Copy every line of the listing exactly.

#### Dataset entries:
──────────
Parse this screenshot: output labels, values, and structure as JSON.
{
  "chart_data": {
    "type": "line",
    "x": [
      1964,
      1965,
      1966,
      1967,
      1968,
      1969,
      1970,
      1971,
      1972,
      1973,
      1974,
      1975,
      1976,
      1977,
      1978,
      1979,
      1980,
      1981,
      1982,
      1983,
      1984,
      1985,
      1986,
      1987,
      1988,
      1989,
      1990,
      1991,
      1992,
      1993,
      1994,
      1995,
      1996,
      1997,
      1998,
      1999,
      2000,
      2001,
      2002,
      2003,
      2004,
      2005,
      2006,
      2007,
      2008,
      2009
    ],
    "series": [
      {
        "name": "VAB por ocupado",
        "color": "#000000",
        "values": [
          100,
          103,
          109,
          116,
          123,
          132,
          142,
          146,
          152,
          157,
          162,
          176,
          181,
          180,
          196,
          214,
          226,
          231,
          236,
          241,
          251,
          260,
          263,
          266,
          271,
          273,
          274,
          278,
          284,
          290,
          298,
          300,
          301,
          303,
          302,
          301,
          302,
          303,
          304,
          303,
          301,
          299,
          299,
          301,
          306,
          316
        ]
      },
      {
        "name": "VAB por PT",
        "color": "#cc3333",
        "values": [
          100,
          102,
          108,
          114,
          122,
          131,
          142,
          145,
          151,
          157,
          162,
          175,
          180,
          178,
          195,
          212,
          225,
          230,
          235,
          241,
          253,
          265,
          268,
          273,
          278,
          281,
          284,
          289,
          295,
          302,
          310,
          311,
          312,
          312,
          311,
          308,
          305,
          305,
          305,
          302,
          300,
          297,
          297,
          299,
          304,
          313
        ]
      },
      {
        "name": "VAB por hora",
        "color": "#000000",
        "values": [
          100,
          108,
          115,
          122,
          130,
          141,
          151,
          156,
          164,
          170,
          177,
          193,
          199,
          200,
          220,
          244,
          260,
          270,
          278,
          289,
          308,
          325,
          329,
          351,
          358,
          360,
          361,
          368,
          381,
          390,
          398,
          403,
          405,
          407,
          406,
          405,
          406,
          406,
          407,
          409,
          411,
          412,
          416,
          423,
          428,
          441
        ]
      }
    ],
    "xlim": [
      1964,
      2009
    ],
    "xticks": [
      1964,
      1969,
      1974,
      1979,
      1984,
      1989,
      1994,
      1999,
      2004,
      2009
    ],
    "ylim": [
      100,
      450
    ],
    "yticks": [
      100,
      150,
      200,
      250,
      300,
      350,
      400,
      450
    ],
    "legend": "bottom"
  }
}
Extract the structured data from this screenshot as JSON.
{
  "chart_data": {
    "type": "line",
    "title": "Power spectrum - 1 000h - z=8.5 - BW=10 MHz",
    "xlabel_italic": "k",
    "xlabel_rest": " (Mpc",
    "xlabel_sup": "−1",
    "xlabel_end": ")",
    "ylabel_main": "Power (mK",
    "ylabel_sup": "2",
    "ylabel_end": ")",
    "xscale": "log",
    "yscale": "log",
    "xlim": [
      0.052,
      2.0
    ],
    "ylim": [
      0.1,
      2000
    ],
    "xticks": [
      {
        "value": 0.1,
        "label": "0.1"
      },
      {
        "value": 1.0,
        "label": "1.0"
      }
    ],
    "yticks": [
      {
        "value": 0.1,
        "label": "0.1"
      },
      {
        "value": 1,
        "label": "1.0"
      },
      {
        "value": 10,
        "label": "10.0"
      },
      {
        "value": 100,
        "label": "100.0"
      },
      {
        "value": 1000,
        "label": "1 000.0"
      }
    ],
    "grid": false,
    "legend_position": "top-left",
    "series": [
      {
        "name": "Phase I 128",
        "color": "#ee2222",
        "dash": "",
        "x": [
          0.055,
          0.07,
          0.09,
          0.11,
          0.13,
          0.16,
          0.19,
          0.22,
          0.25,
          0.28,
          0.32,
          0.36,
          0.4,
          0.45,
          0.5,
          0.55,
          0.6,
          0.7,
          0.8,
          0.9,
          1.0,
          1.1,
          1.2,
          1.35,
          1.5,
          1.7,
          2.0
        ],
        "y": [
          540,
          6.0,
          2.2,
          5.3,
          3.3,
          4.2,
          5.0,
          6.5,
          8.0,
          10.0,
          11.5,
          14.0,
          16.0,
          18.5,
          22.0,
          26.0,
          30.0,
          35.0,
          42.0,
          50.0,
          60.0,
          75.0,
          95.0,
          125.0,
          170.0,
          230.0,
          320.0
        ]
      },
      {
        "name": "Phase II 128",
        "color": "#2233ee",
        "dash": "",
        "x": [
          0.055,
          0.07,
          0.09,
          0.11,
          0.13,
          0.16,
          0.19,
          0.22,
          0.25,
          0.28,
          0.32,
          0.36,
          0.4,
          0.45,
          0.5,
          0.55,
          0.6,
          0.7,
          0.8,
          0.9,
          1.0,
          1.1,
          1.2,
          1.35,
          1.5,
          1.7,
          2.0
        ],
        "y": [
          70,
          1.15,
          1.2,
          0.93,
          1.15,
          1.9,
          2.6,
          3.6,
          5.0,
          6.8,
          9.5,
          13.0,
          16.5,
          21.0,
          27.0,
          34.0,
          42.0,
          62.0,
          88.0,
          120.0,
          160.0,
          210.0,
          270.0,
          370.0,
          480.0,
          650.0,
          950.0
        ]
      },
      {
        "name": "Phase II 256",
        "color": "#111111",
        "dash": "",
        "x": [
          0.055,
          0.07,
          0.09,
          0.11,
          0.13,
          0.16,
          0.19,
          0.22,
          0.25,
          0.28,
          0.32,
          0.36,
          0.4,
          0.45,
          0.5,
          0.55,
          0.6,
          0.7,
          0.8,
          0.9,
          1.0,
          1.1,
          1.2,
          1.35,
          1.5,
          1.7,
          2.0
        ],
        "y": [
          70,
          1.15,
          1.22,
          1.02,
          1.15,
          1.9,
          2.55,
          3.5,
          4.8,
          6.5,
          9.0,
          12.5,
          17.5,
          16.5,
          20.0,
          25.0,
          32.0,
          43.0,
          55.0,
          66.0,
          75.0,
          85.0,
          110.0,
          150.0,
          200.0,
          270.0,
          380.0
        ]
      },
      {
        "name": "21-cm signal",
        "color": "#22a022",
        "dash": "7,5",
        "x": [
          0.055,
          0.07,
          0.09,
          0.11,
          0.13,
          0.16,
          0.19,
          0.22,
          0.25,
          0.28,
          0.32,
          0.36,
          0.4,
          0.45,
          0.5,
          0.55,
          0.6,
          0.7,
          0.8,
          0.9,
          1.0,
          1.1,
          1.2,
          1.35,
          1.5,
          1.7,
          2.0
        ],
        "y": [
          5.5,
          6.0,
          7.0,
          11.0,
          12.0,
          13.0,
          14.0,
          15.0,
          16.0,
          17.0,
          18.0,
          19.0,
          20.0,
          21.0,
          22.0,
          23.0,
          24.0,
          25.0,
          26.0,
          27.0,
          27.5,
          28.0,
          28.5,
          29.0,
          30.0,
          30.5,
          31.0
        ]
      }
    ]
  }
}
──────────
#### Task result:
Parse this screenshot: output labels, values, and structure as JSON.
{
  "chart_data": {
    "type": "line",
    "x": [
      1964,
      1965,
      1966,
      1967,
      1968,
      1969,
      1970,
      1971,
      1972,
      1973,
      1974,
      1975,
      1976,
      1977,
      1978,
      1979,
      1980,
      1981,
      1982,
      1983,
      1984,
      1985,
      1986,
      1987,
      1988,
      1989,
      1990,
      1991,
      1992,
      1993,
      1994,
      1995,
      1996,
      1997,
      1998,
      1999,
      2000,
      2001,
      2002,
      2003,
      2004,
      2005,
      2006,
      2007,
      2008,
      2009
    ],
    "series": [
      {
        "name": "VAB por ocupado",
        "color": "#000000",
        "values": [
          100,
          103,
          109,
          116,
          123,
          132,
          142,
          146,
          152,
          157,
          162,
          176,
          181,
          180,
          196,
          214,
          226,
          231,
          236,
          241,
          251,
          260,
          263,
          266,
          271,
          273,
          274,
          278,
          284,
          290,
          298,
          300,
          301,
          303,
          302,
          301,
          302,
          303,
          304,
          303,
          301,
          299,
          299,
          301,
          306,
          316
        ]
      },
      {
        "name": "VAB por PT",
        "color": "#cc3333",
        "values": [
          100,
          102,
          108,
          114,
          122,
          131,
          142,
          145,
          151,
          157,
          162,
          175,
          180,
          178,
          195,
          212,
          225,
          230,
          235,
          241,
          253,
          265,
          268,
          273,
          278,
          281,
          284,
          289,
          295,
          302,
          310,
          311,
          312,
          312,
          311,
          308,
          305,
          305,
          305,
          302,
          300,
          297,
          297,
          299,
          304,
          313
        ]
      },
      {
        "name": "VAB por hora",
        "color": "#000000",
        "values": [
          100,
          108,
          115,
          122,
          130,
          141,
          151,
          156,
          164,
          170,
          177,
          193,
          199,
          200,
          220,
          244,
          260,
          270,
          278,
          289,
          308,
          325,
          329,
          351,
          358,
          360,
          361,
          368,
          381,
          390,
          398,
          403,
          405,
          407,
          406,
          405,
          406,
          406,
          407,
          409,
          411,
          412,
          416,
          423,
          428,
          441
        ]
      }
    ],
    "xlim": [
      1964,
      2009
    ],
    "xticks": [
      1964,
      1969,
      1974,
      1979,
      1984,
      1989,
      1994,
      1999,
      2004,
      2009
    ],
    "ylim": [
      100,
      450
    ],
    "yticks": [
      100,
      150,
      200,
      250,
      300,
      350,
      400,
      450
    ],
    "legend": "bottom"
  }
}
Extract the structured data from this screenshot as JSON.
{
  "chart_data": {
    "type": "line",
    "title": "Power spectrum - 1 000h - z=8.5 - BW=10 MHz",
    "xlabel_italic": "k",
    "xlabel_rest": " (Mpc",
    "xlabel_sup": "−1",
    "xlabel_end": ")",
    "ylabel_main": "Power (mK",
    "ylabel_sup": "2",
    "ylabel_end": ")",
    "xscale": "log",
    "yscale": "log",
    "xlim": [
      0.052,
      2.0
    ],
    "ylim": [
      0.1,
      2000
    ],
    "xticks": [
      {
        "value": 0.1,
        "label": "0.1"
      },
      {
        "value": 1.0,
        "label": "1.0"
      }
    ],
    "yticks": [
      {
        "value": 0.1,
        "label": "0.1"
      },
      {
        "value": 1,
        "label": "1.0"
      },
      {
        "value": 10,
        "label": "10.0"
      },
      {
        "value": 100,
        "label": "100.0"
      },
      {
        "value": 1000,
        "label": "1 000.0"
      }
    ],
    "grid": false,
    "legend_position": "top-left",
    "series": [
      {
        "name": "Phase I 128",
        "color": "#ee2222",
        "dash": "",
        "x": [
          0.055,
          0.07,
          0.09,
          0.11,
          0.13,
          0.16,
          0.19,
          0.22,
          0.25,
          0.28,
          0.32,
          0.36,
          0.4,
          0.45,
          0.5,
          0.55,
          0.6,
          0.7,
          0.8,
          0.9,
          1.0,
          1.1,
          1.2,
          1.35,
          1.5,
          1.7,
          2.0
        ],
        "y": [
          540,
          6.0,
          2.2,
          5.3,
          3.3,
          4.2,
          5.0,
          6.5,
          8.0,
          10.0,
          11.5,
          14.0,
          16.0,
          18.5,
          22.0,
          26.0,
          30.0,
          35.0,
          42.0,
          50.0,
          60.0,
          75.0,
          95.0,
          125.0,
          170.0,
          230.0,
          320.0
        ]
      },
      {
        "name": "Phase II 128",
        "color": "#2233ee",
        "dash": "",
        "x": [
          0.055,
          0.07,
          0.09,
          0.11,
          0.13,
          0.16,
          0.19,
          0.22,
          0.25,
          0.28,
          0.32,
          0.36,
          0.4,
          0.45,
          0.5,
          0.55,
          0.6,
          0.7,
          0.8,
          0.9,
          1.0,
          1.1,
          1.2,
          1.35,
          1.5,
          1.7,
          2.0
        ],
        "y": [
          70,
          1.15,
          1.2,
          0.93,
          1.15,
          1.9,
          2.6,
          3.6,
          5.0,
          6.8,
          9.5,
          13.0,
          16.5,
          21.0,
          27.0,
          34.0,
          42.0,
          62.0,
          88.0,
          120.0,
          160.0,
          210.0,
          270.0,
          370.0,
          480.0,
          650.0,
          950.0
        ]
      },
      {
        "name": "Phase II 256",
        "color": "#111111",
        "dash": "",
        "x": [
          0.055,
          0.07,
          0.09,
          0.11,
          0.13,
          0.16,
          0.19,
          0.22,
          0.25,
          0.28,
          0.32,
          0.36,
          0.4,
          0.45,
          0.5,
          0.55,
          0.6,
          0.7,
          0.8,
          0.9,
          1.0,
          1.1,
          1.2,
          1.35,
          1.5,
          1.7,
          2.0
        ],
        "y": [
          70,
          1.15,
          1.22,
          1.02,
          1.15,
          1.9,
          2.55,
          3.5,
          4.8,
          6.5,
          9.0,
          12.5,
          17.5,
          16.5,
          20.0,
          25.0,
          32.0,
          43.0,
          55.0,
          66.0,
          75.0,
          85.0,
          110.0,
          150.0,
          200.0,
          270.0,
          380.0
        ]
      },
      {
        "name": "21-cm signal",
        "color": "#22a022",
        "dash": "7,5",
        "x": [
          0.055,
          0.07,
          0.09,
          0.11,
          0.13,
          0.16,
          0.19,
          0.22,
          0.25,
          0.28,
          0.32,
          0.36,
          0.4,
          0.45,
          0.5,
          0.55,
          0.6,
          0.7,
          0.8,
          0.9,
          1.0,
          1.1,
          1.2,
          1.35,
          1.5,
          1.7,
          2.0
        ],
        "y": [
          5.5,
          6.0,
          7.0,
          11.0,
          12.0,
          13.0,
          14.0,
          15.0,
          16.0,
          17.0,
          18.0,
          19.0,
          20.0,
          21.0,
          22.0,
          23.0,
          24.0,
          25.0,
          26.0,
          27.0,
          27.5,
          28.0,
          28.5,
          29.0,
          30.0,
          30.5,
          31.0
        ]
      }
    ]
  }
}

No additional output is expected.